_What to work on_
Copy every line of the data that includes the string "name".

[Collected data]
::::
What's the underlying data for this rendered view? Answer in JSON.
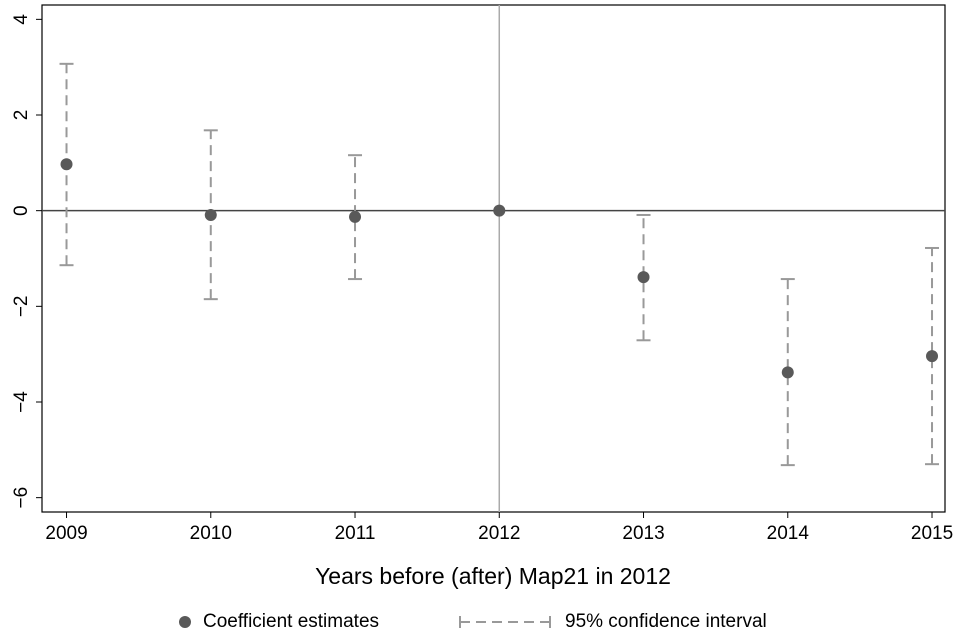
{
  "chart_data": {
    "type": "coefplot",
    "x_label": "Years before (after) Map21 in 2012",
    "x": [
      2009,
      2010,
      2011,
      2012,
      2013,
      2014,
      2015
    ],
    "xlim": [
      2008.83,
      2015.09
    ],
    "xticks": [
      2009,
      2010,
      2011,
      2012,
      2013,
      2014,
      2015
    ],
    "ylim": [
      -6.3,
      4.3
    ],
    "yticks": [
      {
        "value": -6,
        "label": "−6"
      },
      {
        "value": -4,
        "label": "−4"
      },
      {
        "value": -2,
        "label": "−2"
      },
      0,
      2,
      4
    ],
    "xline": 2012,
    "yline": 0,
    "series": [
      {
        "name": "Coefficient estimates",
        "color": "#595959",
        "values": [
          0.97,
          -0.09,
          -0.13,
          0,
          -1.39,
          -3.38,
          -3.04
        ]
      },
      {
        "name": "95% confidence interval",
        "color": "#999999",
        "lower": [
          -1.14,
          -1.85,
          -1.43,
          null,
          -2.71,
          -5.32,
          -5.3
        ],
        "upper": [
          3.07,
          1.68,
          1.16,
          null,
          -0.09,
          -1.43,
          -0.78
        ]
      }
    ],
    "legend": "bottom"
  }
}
::::
_Result of this exercise_
        "name": "Coefficient estimates",
        "name": "95% confidence interval",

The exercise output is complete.